**Task instructions:** Without the pictures, copy the entries below word for word.

**Stored data:**
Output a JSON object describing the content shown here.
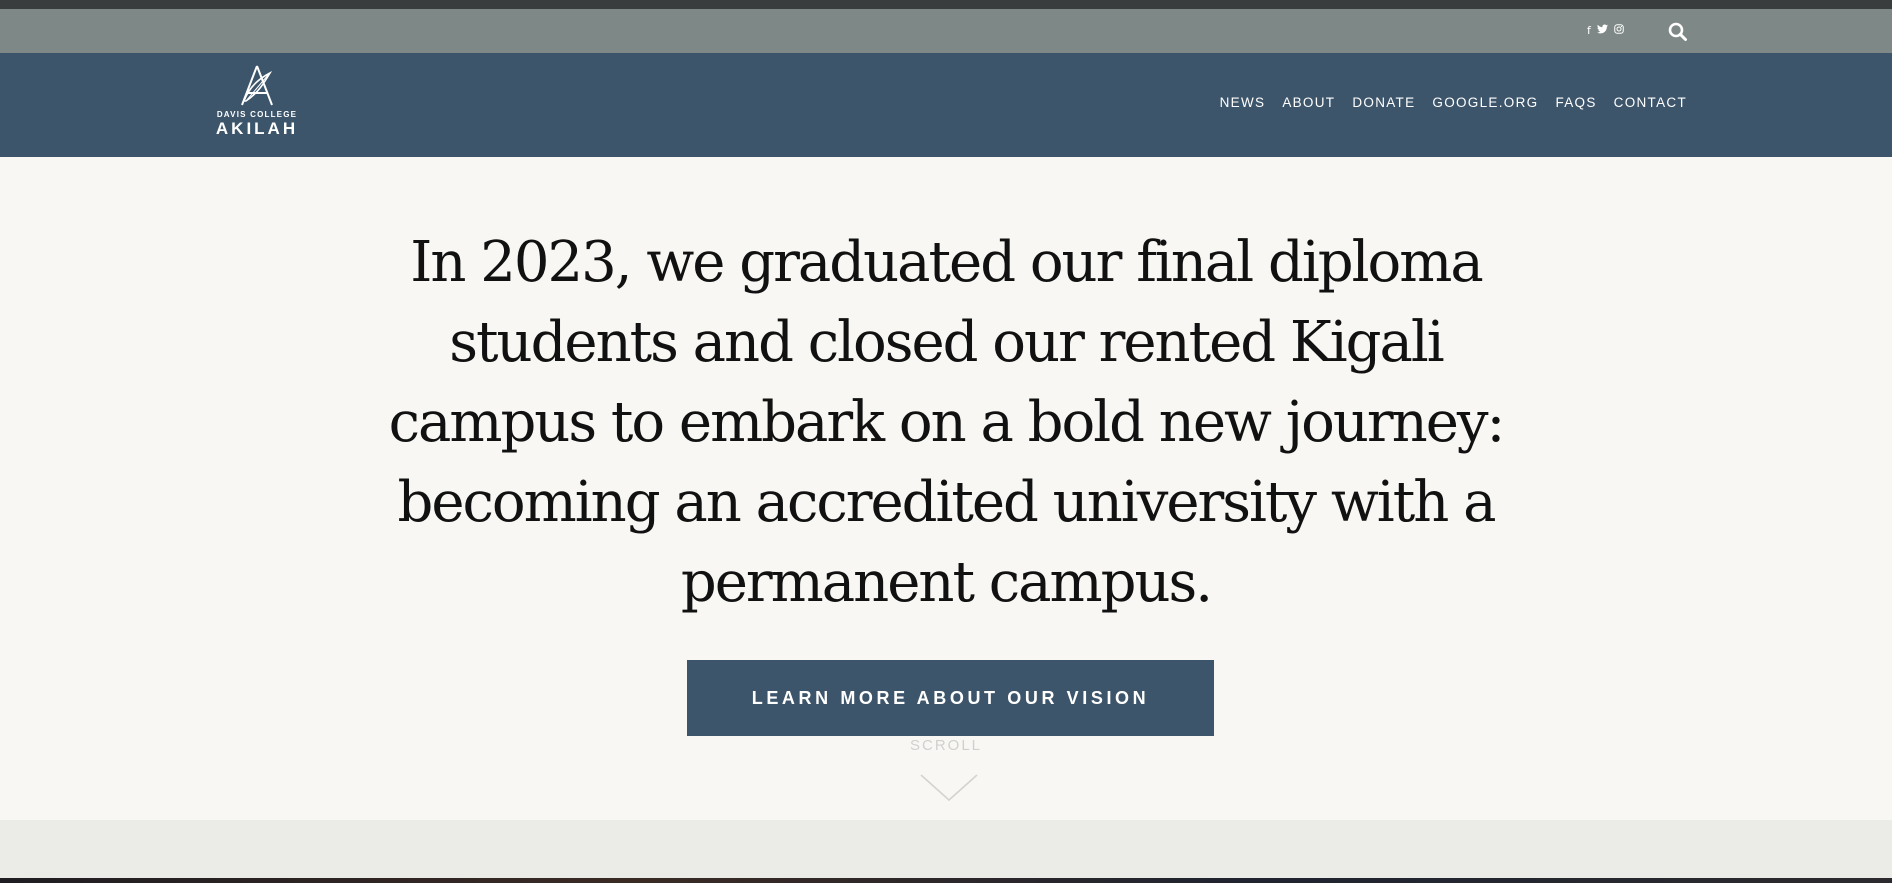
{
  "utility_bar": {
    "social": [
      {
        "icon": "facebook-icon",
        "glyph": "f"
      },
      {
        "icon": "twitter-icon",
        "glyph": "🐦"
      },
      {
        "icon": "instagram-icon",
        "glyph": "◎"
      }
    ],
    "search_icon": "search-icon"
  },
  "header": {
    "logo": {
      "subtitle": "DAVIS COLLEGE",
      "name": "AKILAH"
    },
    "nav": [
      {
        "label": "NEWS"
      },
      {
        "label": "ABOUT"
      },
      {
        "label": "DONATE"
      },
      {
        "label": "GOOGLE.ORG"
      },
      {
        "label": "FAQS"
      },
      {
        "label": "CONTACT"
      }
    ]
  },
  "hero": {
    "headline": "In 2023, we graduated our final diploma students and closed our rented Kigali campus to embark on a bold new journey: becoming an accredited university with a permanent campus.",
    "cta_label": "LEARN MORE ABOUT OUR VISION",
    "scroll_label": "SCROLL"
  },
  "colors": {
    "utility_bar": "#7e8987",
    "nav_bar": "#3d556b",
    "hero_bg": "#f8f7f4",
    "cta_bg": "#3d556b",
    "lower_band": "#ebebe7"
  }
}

**Solution to this exercise:**
Output a JSON object describing the content shown here.
{
  "utility_bar": {
    "social": [
      {
        "icon": "facebook-icon",
        "glyph": "f"
      },
      {
        "icon": "twitter-icon",
        "glyph": "🐦"
      },
      {
        "icon": "instagram-icon",
        "glyph": "◎"
      }
    ],
    "search_icon": "search-icon"
  },
  "header": {
    "logo": {
      "subtitle": "DAVIS COLLEGE",
      "name": "AKILAH"
    },
    "nav": [
      {
        "label": "NEWS"
      },
      {
        "label": "ABOUT"
      },
      {
        "label": "DONATE"
      },
      {
        "label": "GOOGLE.ORG"
      },
      {
        "label": "FAQS"
      },
      {
        "label": "CONTACT"
      }
    ]
  },
  "hero": {
    "headline": "In 2023, we graduated our final diploma students and closed our rented Kigali campus to embark on a bold new journey: becoming an accredited university with a permanent campus.",
    "cta_label": "LEARN MORE ABOUT OUR VISION",
    "scroll_label": "SCROLL"
  },
  "colors": {
    "utility_bar": "#7e8987",
    "nav_bar": "#3d556b",
    "hero_bg": "#f8f7f4",
    "cta_bg": "#3d556b",
    "lower_band": "#ebebe7"
  }
}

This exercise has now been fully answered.